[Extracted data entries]
>> begin

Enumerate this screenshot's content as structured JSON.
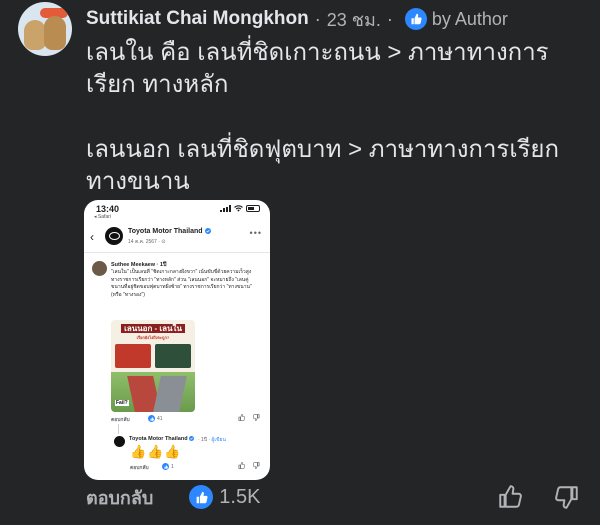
{
  "header": {
    "author_name": "Suttikiat Chai Mongkhon",
    "time_ago": "23 ชม.",
    "author_badge": "by Author"
  },
  "comment": {
    "lines": [
      "เลนใน คือ เลนที่ชิดเกาะถนน > ภาษาทางการ",
      "เรียก ทางหลัก",
      "เลนนอก เลนที่ชิดฟุตบาท > ภาษาทางการเรียก",
      "ทางขนาน"
    ]
  },
  "screenshot": {
    "status_time": "13:40",
    "status_app": "◂ Safari",
    "page_name": "Toyota Motor Thailand",
    "page_date": "14 ต.ค. 2567 · ⊙",
    "commenter_name": "Suthee Meekaew · 1ปี",
    "commenter_text": "\"เลนใน\" เป็นเลนที่ \"ชิดเกาะกลางฝั่งขวา\" เน้นขับขี่ด้วยความเร็วสูง ทางราชการเรียกว่า \"ทางหลัก\" ส่วน \"เลนนอก\" จะหมายถึง \"เลนคู่ขนานที่อยู่ชิดขอบฟุตบาทฝั่งซ้าย\" ทางราชการเรียกว่า \"ทางขนาน\" (หรือ \"ทางรอง\")",
    "infographic_title": "เลนนอก - เลนใน",
    "infographic_subtitle": "เรียกยังไงถึงจะถูก?",
    "infographic_badge": "Fail?",
    "comment_reply": "ตอบกลับ",
    "comment_react_count": "41",
    "reply_name": "Toyota Motor Thailand",
    "reply_meta": "· 1ปี · ",
    "reply_author": "ผู้เขียน",
    "reply_emoji": "👍👍👍",
    "reply_reply": "ตอบกลับ",
    "reply_react_count": "1"
  },
  "footer": {
    "reply_label": "ตอบกลับ",
    "reaction_count": "1.5K"
  },
  "colors": {
    "background": "#242526",
    "text_primary": "#e4e6eb",
    "text_secondary": "#b0b3b8",
    "accent": "#2d88ff"
  }
}
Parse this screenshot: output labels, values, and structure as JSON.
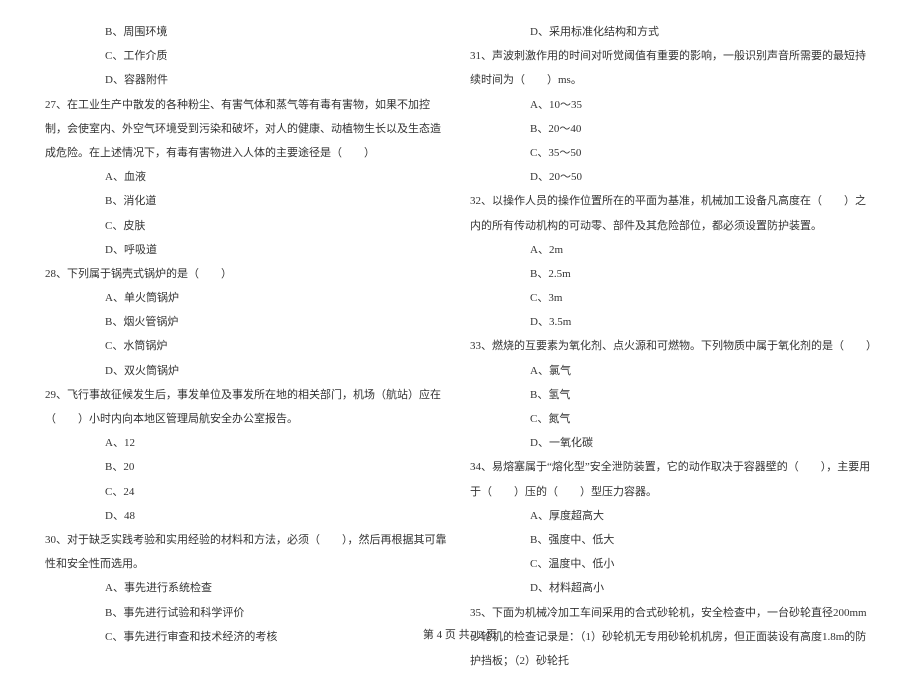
{
  "left": {
    "opt_b_26": "B、周围环境",
    "opt_c_26": "C、工作介质",
    "opt_d_26": "D、容器附件",
    "q27": "27、在工业生产中散发的各种粉尘、有害气体和蒸气等有毒有害物，如果不加控制，会使室内、外空气环境受到污染和破坏，对人的健康、动植物生长以及生态造成危险。在上述情况下，有毒有害物进入人体的主要途径是（　　）",
    "q27_a": "A、血液",
    "q27_b": "B、消化道",
    "q27_c": "C、皮肤",
    "q27_d": "D、呼吸道",
    "q28": "28、下列属于锅壳式锅炉的是（　　）",
    "q28_a": "A、单火筒锅炉",
    "q28_b": "B、烟火管锅炉",
    "q28_c": "C、水筒锅炉",
    "q28_d": "D、双火筒锅炉",
    "q29": "29、飞行事故征候发生后，事发单位及事发所在地的相关部门，机场（航站）应在（　　）小时内向本地区管理局航安全办公室报告。",
    "q29_a": "A、12",
    "q29_b": "B、20",
    "q29_c": "C、24",
    "q29_d": "D、48",
    "q30": "30、对于缺乏实践考验和实用经验的材料和方法，必须（　　），然后再根据其可靠性和安全性而选用。",
    "q30_a": "A、事先进行系统检查",
    "q30_b": "B、事先进行试验和科学评价",
    "q30_c": "C、事先进行审查和技术经济的考核"
  },
  "right": {
    "q30_d": "D、采用标准化结构和方式",
    "q31": "31、声波刺激作用的时间对听觉阈值有重要的影响，一般识别声音所需要的最短持续时间为（　　）ms。",
    "q31_a": "A、10～35",
    "q31_b": "B、20～40",
    "q31_c": "C、35～50",
    "q31_d": "D、20～50",
    "q32": "32、以操作人员的操作位置所在的平面为基准，机械加工设备凡高度在（　　）之内的所有传动机构的可动零、部件及其危险部位，都必须设置防护装置。",
    "q32_a": "A、2m",
    "q32_b": "B、2.5m",
    "q32_c": "C、3m",
    "q32_d": "D、3.5m",
    "q33": "33、燃烧的互要素为氧化剂、点火源和可燃物。下列物质中属于氧化剂的是（　　）",
    "q33_a": "A、氯气",
    "q33_b": "B、氢气",
    "q33_c": "C、氮气",
    "q33_d": "D、一氧化碳",
    "q34": "34、易熔塞属于“熔化型”安全泄防装置，它的动作取决于容器壁的（　　），主要用于（　　）压的（　　）型压力容器。",
    "q34_a": "A、厚度超高大",
    "q34_b": "B、强度中、低大",
    "q34_c": "C、温度中、低小",
    "q34_d": "D、材料超高小",
    "q35": "35、下面为机械冷加工车间采用的合式砂轮机，安全检查中，一台砂轮直径200mm砂轮机的检查记录是：（1）砂轮机无专用砂轮机机房，但正面装设有高度1.8m的防护挡板；（2）砂轮托"
  },
  "footer": "第 4 页 共 12 页"
}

>> end

*Directions for this task*.
Copy all lines above containing the string "Thailand".

*Finished answer*.
    "page_name": "Toyota Motor Thailand",
    "reply_name": "Toyota Motor Thailand",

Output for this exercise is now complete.